[Given passage]:
◆ ◆ ◆ ◆ ◆

Regardless of the exact motives, it is clear that the White House views the current status quo as wholly untenable – and perhaps rightly so. In addition to having violated its INF engagements, Russia is undergoing a complex and expensive modernization of its arsenal of strategic nuclear weapons and delivery systems, which US decision-makers regard with growing concern. With Washington worried about remaining the only one complying with the INF treaty, we should expect it to stand firm.

UN Security Council resolution

With neither the US nor Russia willing to budge, it is highly unlikely that either side will readily make any meaningful conciliatory gestures. Russia’s tabling last month of a face-saving – albeit promptly rejected – UN Security Council resolution calling on both sides to fulfill their treaty obligations serves little more than to proverbially knock the ball back into Washington’s court.

The gesture placed the onus on Washington to reiterate its commitment to the treaty days after it threatened to withdraw, affording Moscow an easy reason to blame the US for the current deadlock. Tellingly, Russia has refused to allow the US to inspect the missile at the heart of the dispute, immediately ruling out a key concession that Washington would hope for in future negotiations.

For Russian President Vladimir Putin, full disclosure of the missile would be tantamount to confirming US accusations that Russia is in blatant violation of its arms control obligations. This would likely further deteriorate Russia’s tarnished reputation on the global scene, and could possibly open the door to a fresh round of Western sanctions. Amid recent economic stagnation and lowering approval ratings, this scenario is one the Kremlin cannot afford.

With Moscow unlikely to bow to US pressure, and Washington equally unlikely to alter its demands, it is of the utmost importance to prepare – now rather than later – for a world without the treaty.

Amid severe tensions between Russia and the West, any provocative first steps would multiply the risks of triggering a new arms race between the two adversaries and expand the possible consequences of strategic miscalculation, thus putting the security of millions of European citizens at risk

A first priority should be damage control. Washington and Moscow must prevent the treaty’s collapse from eroding the broader commitment to the non-proliferation architecture. This means reaffirming commitments to existing accords, such as the 2011 New START agreement, which caps the size of their missile arsenal to 1,550 deployed nuclear warheads.

Washington could also give reassurances that it would continue upholding its non-INF obligations, even if the INF Treaty collapses, and signal its desire to extend the New START treaty beyond its current 2021 sunset.

Policymakers in both capitals must resist a return to a Cold War mentality. This means resisting the strategic temptation, already expressed by both states, to use the collapse of the INF Treaty as a free-for-all call for deploying land-based missiles across Europe. The US withdrawal need not bring the world back to an era in which nuclear weapons are again part of the strategic calculations of global powers, be they Russia, the US or even China.

Amid severe tensions between Russia and the West, any provocative first steps would multiply the risks of triggering a new arms race between the two adversaries and expand the possible consequences of strategic miscalculation, thus putting the security of millions of European citizens at risk.

The Euromissiles crisis of the 1980s – which saw large-scale, sometimes violent protests that snowballed across Western and Central Europe to denounce the alarming rate of US deployment of Pershing II missiles – serves as a potent reminder of the social unrest that nuclear uncertainty can spark. Any such deployment today could trigger comparable waves of popular discontent and reignite widespread anti-American sentiment.

The INF treaty is a critical pillar of global stability. At a time of fraught relations between Russia and the West, efforts should be made to ensure its collapse does not carry with it the coup de grâce of the global architecture of arms control.

Antoine Got and co-author Danny Anderson hold master’s degrees in international relations and international studies & diplomacy, respectively. The views expressed here are their own.

◆ ◆ ◆ ◆ ◆

[Supplied material]:

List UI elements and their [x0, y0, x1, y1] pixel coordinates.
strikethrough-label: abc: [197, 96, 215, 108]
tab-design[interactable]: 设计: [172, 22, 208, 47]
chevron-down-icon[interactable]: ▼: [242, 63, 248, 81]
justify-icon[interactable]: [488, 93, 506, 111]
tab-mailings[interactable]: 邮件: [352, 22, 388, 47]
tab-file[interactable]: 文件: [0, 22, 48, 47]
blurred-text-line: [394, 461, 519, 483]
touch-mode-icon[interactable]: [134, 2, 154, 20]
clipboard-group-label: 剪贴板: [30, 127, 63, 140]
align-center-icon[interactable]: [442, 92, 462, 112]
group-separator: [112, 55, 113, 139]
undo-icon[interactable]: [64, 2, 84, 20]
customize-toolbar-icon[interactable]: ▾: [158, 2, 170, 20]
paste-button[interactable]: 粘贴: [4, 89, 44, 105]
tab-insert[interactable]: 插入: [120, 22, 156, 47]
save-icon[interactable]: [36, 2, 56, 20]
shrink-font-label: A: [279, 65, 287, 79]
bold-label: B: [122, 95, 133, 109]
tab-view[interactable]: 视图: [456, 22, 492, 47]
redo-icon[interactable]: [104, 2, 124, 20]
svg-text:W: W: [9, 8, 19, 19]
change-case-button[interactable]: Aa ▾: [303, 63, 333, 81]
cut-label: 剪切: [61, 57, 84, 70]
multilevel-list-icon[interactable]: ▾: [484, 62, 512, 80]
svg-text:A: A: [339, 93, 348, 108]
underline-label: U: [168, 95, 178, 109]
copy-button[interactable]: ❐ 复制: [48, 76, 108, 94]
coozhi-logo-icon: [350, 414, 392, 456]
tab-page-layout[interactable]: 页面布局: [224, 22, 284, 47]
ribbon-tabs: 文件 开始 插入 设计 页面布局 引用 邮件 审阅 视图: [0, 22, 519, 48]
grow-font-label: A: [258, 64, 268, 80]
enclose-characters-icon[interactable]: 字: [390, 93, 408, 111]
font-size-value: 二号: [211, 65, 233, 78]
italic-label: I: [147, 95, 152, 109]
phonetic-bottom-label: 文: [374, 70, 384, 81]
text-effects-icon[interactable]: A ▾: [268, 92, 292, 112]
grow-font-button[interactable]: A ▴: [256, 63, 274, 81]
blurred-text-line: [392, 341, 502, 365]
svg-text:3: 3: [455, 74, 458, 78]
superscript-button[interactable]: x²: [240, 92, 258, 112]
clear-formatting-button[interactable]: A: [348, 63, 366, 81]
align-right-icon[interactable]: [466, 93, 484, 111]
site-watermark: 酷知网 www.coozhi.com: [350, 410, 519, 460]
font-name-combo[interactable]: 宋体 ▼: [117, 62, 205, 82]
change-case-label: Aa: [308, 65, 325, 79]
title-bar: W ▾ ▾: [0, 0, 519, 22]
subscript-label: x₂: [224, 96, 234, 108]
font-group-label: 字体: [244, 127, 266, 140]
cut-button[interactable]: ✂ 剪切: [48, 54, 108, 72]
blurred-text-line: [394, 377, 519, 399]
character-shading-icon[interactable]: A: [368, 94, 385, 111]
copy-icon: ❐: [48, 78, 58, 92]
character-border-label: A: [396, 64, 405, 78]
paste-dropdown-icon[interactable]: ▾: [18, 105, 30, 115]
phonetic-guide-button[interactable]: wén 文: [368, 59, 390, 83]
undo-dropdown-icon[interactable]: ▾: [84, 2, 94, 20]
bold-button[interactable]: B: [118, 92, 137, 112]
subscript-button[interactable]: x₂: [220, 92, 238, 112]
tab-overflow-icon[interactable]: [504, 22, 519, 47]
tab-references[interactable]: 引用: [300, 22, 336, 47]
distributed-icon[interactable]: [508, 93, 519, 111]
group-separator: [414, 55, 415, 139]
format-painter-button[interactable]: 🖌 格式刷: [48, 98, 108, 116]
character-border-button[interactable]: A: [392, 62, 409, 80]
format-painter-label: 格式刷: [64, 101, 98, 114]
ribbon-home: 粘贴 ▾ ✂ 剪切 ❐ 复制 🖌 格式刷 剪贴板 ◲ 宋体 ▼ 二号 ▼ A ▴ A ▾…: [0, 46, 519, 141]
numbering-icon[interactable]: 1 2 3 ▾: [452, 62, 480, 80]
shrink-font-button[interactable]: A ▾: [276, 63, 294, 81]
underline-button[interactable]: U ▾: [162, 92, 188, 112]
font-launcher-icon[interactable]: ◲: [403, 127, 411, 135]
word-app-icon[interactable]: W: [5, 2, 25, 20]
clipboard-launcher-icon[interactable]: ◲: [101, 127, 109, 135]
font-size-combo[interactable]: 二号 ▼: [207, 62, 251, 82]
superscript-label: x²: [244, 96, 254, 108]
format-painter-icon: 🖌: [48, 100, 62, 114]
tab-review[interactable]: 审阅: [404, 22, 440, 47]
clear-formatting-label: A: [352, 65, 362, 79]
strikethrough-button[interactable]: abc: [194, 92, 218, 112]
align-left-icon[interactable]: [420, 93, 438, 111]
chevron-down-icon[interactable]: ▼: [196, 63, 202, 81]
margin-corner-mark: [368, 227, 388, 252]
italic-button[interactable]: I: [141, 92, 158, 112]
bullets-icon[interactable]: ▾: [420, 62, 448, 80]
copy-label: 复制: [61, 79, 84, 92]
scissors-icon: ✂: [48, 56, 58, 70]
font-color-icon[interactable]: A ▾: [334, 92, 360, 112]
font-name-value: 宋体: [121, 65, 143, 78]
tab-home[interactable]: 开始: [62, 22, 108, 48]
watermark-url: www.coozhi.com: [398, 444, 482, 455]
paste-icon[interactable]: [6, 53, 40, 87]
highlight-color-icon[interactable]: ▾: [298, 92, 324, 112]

◆ ◆ ◆ ◆ ◆

[Questions on the material]:
(1) Repeat the part of the INF treaty passage starting with "With Moscow unlikely" and going on through "deployed nuclear warheads.".
(2) Name every person mentioned by name in the INF treaty passage.

[Solutions below]:
(1)
With Moscow unlikely to bow to US pressure, and Washington equally unlikely to alter its demands, it is of the utmost importance to prepare – now rather than later – for a world without the treaty.

Amid severe tensions between Russia and the West, any provocative first steps would multiply the risks of triggering a new arms race between the two adversaries and expand the possible consequences of strategic miscalculation, thus putting the security of millions of European citizens at risk

A first priority should be damage control. Washington and Moscow must prevent the treaty’s collapse from eroding the broader commitment to the non-proliferation architecture. This means reaffirming commitments to existing accords, such as the 2011 New START agreement, which caps the size of their missile arsenal to 1,550 deployed nuclear warheads.

(2) Vladimir Putin, Antoine Got, Danny Anderson